-- start --

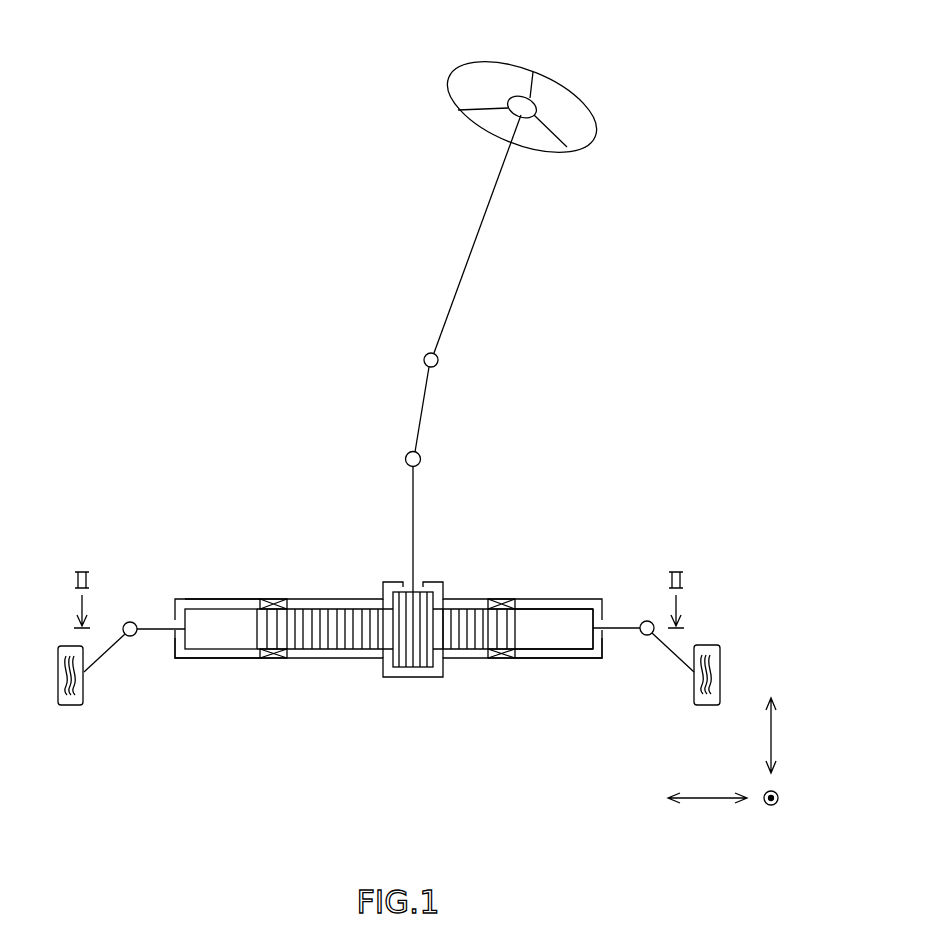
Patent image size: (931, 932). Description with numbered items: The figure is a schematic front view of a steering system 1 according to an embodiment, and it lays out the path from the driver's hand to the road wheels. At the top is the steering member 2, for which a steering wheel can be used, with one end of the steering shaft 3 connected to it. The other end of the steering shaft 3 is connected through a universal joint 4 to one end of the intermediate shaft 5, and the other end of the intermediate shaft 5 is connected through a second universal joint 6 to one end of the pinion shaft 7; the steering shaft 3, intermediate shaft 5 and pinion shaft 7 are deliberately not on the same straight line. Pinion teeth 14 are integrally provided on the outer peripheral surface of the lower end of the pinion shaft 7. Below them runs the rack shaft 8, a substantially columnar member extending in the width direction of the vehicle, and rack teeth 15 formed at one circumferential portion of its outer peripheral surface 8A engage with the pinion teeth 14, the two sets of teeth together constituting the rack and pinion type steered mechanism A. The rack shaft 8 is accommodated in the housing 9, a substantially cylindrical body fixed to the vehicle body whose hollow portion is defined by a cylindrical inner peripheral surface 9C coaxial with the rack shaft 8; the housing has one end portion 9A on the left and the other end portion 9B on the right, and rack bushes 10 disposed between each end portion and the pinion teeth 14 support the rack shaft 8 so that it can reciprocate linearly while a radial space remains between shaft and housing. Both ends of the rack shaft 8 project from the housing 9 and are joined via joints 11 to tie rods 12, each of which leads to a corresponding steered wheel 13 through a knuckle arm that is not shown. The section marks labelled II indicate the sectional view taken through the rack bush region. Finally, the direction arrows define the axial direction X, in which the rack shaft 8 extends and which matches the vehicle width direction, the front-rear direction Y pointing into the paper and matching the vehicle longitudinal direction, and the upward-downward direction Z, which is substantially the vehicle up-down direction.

The steering system 1 is at (613, 60).
The steering member 2 is at (514, 63).
The steering shaft 3 is at (474, 232).
The universal joint 4 is at (438, 361).
The intermediate shaft 5 is at (419, 422).
The universal joint 6 is at (421, 457).
The pinion shaft 7 is at (416, 522).
The rack shaft 8 is at (389, 661).
The outer peripheral surface 8A is at (532, 640).
The housing 9 is at (387, 632).
The one end portion 9A is at (178, 660).
The other end portion 9B is at (598, 660).
The inner peripheral surface 9C is at (240, 601).
The rack bush 10 is at (272, 600).
The joint 11 is at (132, 621).
The tie rod 12 is at (112, 657).
The steered wheel 13 is at (70, 707).
The pinion teeth 14 is at (423, 668).
The rack teeth 15 is at (363, 642).
The rack and pinion type steered mechanism A is at (450, 678).
The section line II is at (379, 600).
The axial direction X is at (707, 801).
The front-rear direction Y is at (771, 806).
The upward-downward direction Z is at (768, 735).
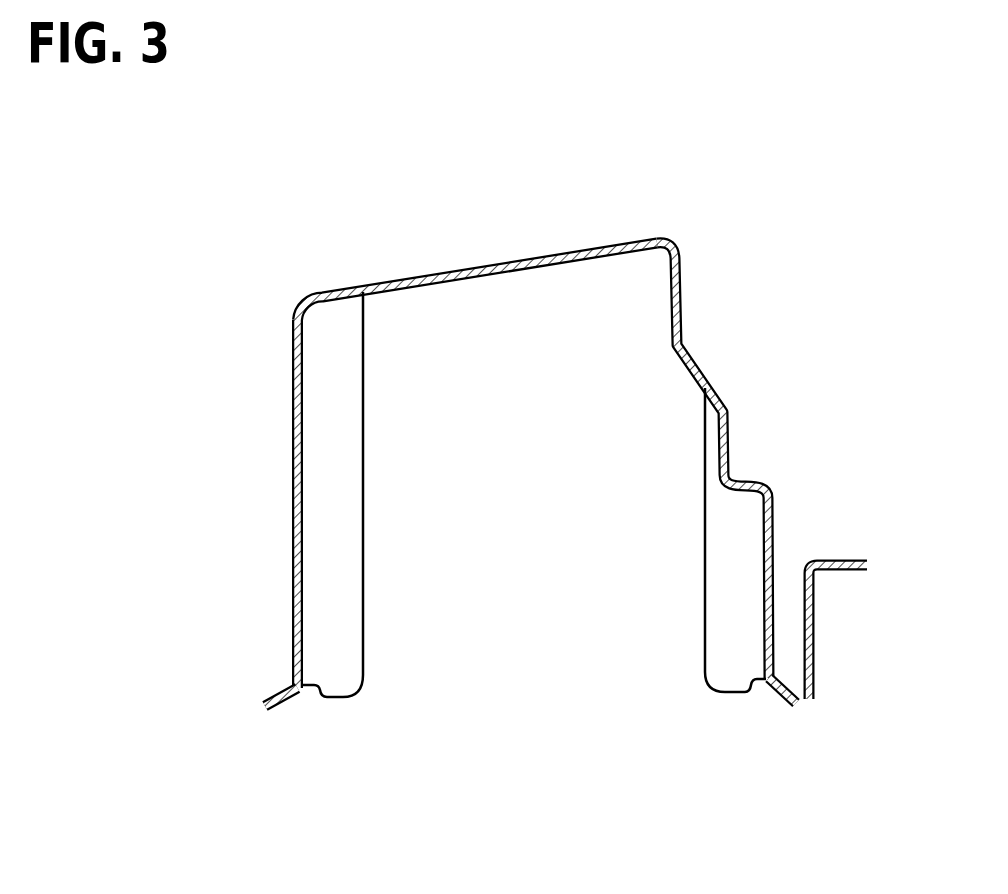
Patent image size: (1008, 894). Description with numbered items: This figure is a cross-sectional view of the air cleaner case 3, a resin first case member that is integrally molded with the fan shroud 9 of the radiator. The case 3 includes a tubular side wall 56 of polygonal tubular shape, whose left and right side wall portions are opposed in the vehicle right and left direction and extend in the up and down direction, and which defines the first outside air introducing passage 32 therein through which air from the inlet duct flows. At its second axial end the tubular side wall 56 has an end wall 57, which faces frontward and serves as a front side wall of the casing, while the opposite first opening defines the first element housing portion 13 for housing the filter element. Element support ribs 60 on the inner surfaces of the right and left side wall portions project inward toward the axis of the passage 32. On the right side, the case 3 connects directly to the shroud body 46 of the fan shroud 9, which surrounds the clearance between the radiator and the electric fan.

The air cleaner case 3 is at (500, 452).
The end wall 57 is at (490, 262).
The tubular side wall 56 is at (293, 491).
The element support ribs 60 is at (365, 605).
The first outside air introducing passage 32 is at (545, 496).
The first element housing portion 13 is at (540, 650).
The fan shroud 9 is at (863, 585).
The shroud body 46 is at (845, 560).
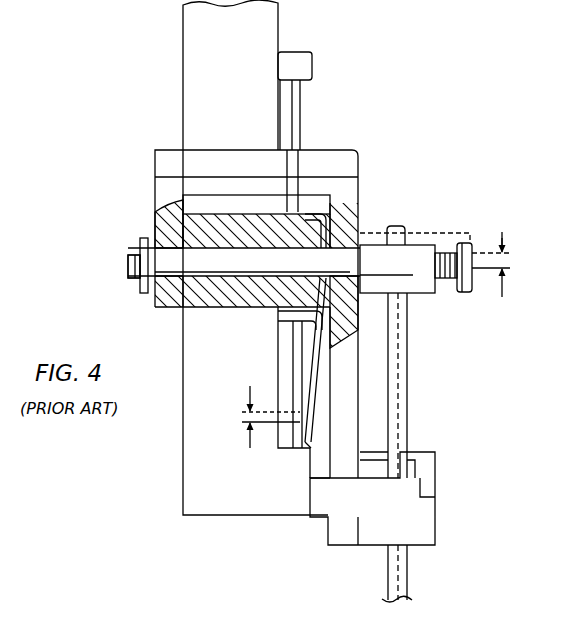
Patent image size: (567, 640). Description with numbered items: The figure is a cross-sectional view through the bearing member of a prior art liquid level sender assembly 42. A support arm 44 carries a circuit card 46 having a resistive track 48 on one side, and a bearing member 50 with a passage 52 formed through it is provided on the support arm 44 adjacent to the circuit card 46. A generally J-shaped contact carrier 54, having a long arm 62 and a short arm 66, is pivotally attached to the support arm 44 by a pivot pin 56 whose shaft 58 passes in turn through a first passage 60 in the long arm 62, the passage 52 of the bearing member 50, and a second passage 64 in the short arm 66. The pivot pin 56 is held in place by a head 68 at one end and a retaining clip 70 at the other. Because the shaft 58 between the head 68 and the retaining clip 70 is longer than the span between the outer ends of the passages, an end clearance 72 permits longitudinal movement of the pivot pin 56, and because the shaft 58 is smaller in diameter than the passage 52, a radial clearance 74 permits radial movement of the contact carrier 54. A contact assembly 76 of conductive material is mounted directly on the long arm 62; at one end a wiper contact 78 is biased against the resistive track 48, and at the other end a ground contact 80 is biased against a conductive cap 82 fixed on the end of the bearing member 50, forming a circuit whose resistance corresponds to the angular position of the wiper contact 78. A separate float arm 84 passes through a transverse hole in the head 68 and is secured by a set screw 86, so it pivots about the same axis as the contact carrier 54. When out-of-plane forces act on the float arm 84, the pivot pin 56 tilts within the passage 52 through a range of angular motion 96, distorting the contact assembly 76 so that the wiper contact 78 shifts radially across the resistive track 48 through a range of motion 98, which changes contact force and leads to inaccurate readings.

The prior art sender assembly 42 is at (140, 106).
The support arm 44 is at (278, 33).
The circuit card 46 is at (302, 100).
The resistive track 48 is at (250, 385).
The bearing member 50 is at (218, 308).
The passage 52 is at (276, 245).
The contact carrier 54 is at (340, 150).
The pivot pin 56 is at (117, 265).
The shaft 58 is at (130, 282).
The first passage 60 is at (366, 245).
The long arm 62 is at (350, 376).
The second passage 64 is at (198, 247).
The short arm 66 is at (172, 318).
The head 68 is at (425, 238).
The retaining clip 70 is at (140, 246).
The end clearance 72 is at (147, 229).
The radial clearance 74 is at (300, 197).
The contact assembly 76 is at (314, 346).
The wiper contact 78 is at (306, 452).
The ground contact 80 is at (340, 292).
The conductive cap 82 is at (285, 320).
The float arm 84 is at (400, 415).
The set screw 86 is at (462, 293).
The range of angular motion 96 is at (502, 233).
The range of motion 98 is at (250, 443).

-- end --

SET EXERCISE: Reproduce verbatim every line of the records above, leaving out the pictures.

SOLUTION TO THE PROBLEM:
Patent image size: (931, 932). Description with numbered items: The figure is a schematic front view of a steering system 1 according to an embodiment, and it lays out the path from the driver's hand to the road wheels. At the top is the steering member 2, for which a steering wheel can be used, with one end of the steering shaft 3 connected to it. The other end of the steering shaft 3 is connected through a universal joint 4 to one end of the intermediate shaft 5, and the other end of the intermediate shaft 5 is connected through a second universal joint 6 to one end of the pinion shaft 7; the steering shaft 3, intermediate shaft 5 and pinion shaft 7 are deliberately not on the same straight line. Pinion teeth 14 are integrally provided on the outer peripheral surface of the lower end of the pinion shaft 7. Below them runs the rack shaft 8, a substantially columnar member extending in the width direction of the vehicle, and rack teeth 15 formed at one circumferential portion of its outer peripheral surface 8A engage with the pinion teeth 14, the two sets of teeth together constituting the rack and pinion type steered mechanism A. The rack shaft 8 is accommodated in the housing 9, a substantially cylindrical body fixed to the vehicle body whose hollow portion is defined by a cylindrical inner peripheral surface 9C coaxial with the rack shaft 8; the housing has one end portion 9A on the left and the other end portion 9B on the right, and rack bushes 10 disposed between each end portion and the pinion teeth 14 support the rack shaft 8 so that it can reciprocate linearly while a radial space remains between shaft and housing. Both ends of the rack shaft 8 project from the housing 9 and are joined via joints 11 to tie rods 12, each of which leads to a corresponding steered wheel 13 through a knuckle arm that is not shown. The section marks labelled II indicate the sectional view taken through the rack bush region. Finally, the direction arrows define the axial direction X, in which the rack shaft 8 extends and which matches the vehicle width direction, the front-rear direction Y pointing into the paper and matching the vehicle longitudinal direction, and the upward-downward direction Z, which is substantially the vehicle up-down direction.

The steering system 1 is at (613, 60).
The steering member 2 is at (514, 63).
The steering shaft 3 is at (474, 232).
The universal joint 4 is at (438, 361).
The intermediate shaft 5 is at (419, 422).
The universal joint 6 is at (421, 457).
The pinion shaft 7 is at (416, 522).
The rack shaft 8 is at (389, 661).
The outer peripheral surface 8A is at (532, 640).
The housing 9 is at (387, 632).
The one end portion 9A is at (178, 660).
The other end portion 9B is at (598, 660).
The inner peripheral surface 9C is at (240, 601).
The rack bush 10 is at (272, 600).
The joint 11 is at (132, 621).
The tie rod 12 is at (112, 657).
The steered wheel 13 is at (70, 707).
The pinion teeth 14 is at (423, 668).
The rack teeth 15 is at (363, 642).
The rack and pinion type steered mechanism A is at (450, 678).
The section line II is at (379, 600).
The axial direction X is at (707, 801).
The front-rear direction Y is at (771, 806).
The upward-downward direction Z is at (768, 735).
Patent image size: (1008, 894). Description with numbered items: This figure is a cross-sectional view of the air cleaner case 3, a resin first case member that is integrally molded with the fan shroud 9 of the radiator. The case 3 includes a tubular side wall 56 of polygonal tubular shape, whose left and right side wall portions are opposed in the vehicle right and left direction and extend in the up and down direction, and which defines the first outside air introducing passage 32 therein through which air from the inlet duct flows. At its second axial end the tubular side wall 56 has an end wall 57, which faces frontward and serves as a front side wall of the casing, while the opposite first opening defines the first element housing portion 13 for housing the filter element. Element support ribs 60 on the inner surfaces of the right and left side wall portions project inward toward the axis of the passage 32. On the right side, the case 3 connects directly to the shroud body 46 of the fan shroud 9, which surrounds the clearance between the radiator and the electric fan.

The air cleaner case 3 is at (500, 452).
The end wall 57 is at (490, 262).
The tubular side wall 56 is at (293, 491).
The element support ribs 60 is at (365, 605).
The first outside air introducing passage 32 is at (545, 496).
The first element housing portion 13 is at (540, 650).
The fan shroud 9 is at (863, 585).
The shroud body 46 is at (845, 560).
Patent image size: (567, 640). Description with numbered items: The figure is a cross-sectional view through the bearing member of a prior art liquid level sender assembly 42. A support arm 44 carries a circuit card 46 having a resistive track 48 on one side, and a bearing member 50 with a passage 52 formed through it is provided on the support arm 44 adjacent to the circuit card 46. A generally J-shaped contact carrier 54, having a long arm 62 and a short arm 66, is pivotally attached to the support arm 44 by a pivot pin 56 whose shaft 58 passes in turn through a first passage 60 in the long arm 62, the passage 52 of the bearing member 50, and a second passage 64 in the short arm 66. The pivot pin 56 is held in place by a head 68 at one end and a retaining clip 70 at the other. Because the shaft 58 between the head 68 and the retaining clip 70 is longer than the span between the outer ends of the passages, an end clearance 72 permits longitudinal movement of the pivot pin 56, and because the shaft 58 is smaller in diameter than the passage 52, a radial clearance 74 permits radial movement of the contact carrier 54. A contact assembly 76 of conductive material is mounted directly on the long arm 62; at one end a wiper contact 78 is biased against the resistive track 48, and at the other end a ground contact 80 is biased against a conductive cap 82 fixed on the end of the bearing member 50, forming a circuit whose resistance corresponds to the angular position of the wiper contact 78. A separate float arm 84 passes through a transverse hole in the head 68 and is secured by a set screw 86, so it pivots about the same axis as the contact carrier 54. When out-of-plane forces act on the float arm 84, the pivot pin 56 tilts within the passage 52 through a range of angular motion 96, distorting the contact assembly 76 so that the wiper contact 78 shifts radially across the resistive track 48 through a range of motion 98, which changes contact force and leads to inaccurate readings.

The prior art sender assembly 42 is at (140, 106).
The support arm 44 is at (278, 33).
The circuit card 46 is at (302, 100).
The resistive track 48 is at (250, 385).
The bearing member 50 is at (218, 308).
The passage 52 is at (276, 245).
The contact carrier 54 is at (340, 150).
The pivot pin 56 is at (117, 265).
The shaft 58 is at (130, 282).
The first passage 60 is at (366, 245).
The long arm 62 is at (350, 376).
The second passage 64 is at (198, 247).
The short arm 66 is at (172, 318).
The head 68 is at (425, 238).
The retaining clip 70 is at (140, 246).
The end clearance 72 is at (147, 229).
The radial clearance 74 is at (300, 197).
The contact assembly 76 is at (314, 346).
The wiper contact 78 is at (306, 452).
The ground contact 80 is at (340, 292).
The conductive cap 82 is at (285, 320).
The float arm 84 is at (400, 415).
The set screw 86 is at (462, 293).
The range of angular motion 96 is at (502, 233).
The range of motion 98 is at (250, 443).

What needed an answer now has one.